Extracted records:
###
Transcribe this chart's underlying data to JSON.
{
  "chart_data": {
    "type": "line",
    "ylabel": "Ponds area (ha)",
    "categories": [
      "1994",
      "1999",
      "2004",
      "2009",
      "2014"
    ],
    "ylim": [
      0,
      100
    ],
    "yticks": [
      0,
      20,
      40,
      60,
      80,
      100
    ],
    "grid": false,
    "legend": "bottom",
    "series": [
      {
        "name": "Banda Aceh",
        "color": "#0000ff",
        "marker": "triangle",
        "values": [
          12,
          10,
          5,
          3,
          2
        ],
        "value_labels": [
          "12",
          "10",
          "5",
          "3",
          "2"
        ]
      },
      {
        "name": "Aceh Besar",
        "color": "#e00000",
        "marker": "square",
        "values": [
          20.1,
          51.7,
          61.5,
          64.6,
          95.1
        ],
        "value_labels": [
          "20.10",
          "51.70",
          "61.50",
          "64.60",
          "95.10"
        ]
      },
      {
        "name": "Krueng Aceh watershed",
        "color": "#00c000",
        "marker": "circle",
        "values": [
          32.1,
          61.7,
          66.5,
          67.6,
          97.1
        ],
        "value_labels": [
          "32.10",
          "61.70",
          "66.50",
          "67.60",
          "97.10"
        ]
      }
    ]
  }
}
###
* **WHAT IS ASKED**
Copy all lines above containing the string "color".

* **SOLUTION TO THE EXERCISE**
        "color": "#0000ff",
        "color": "#e00000",
        "color": "#00c000",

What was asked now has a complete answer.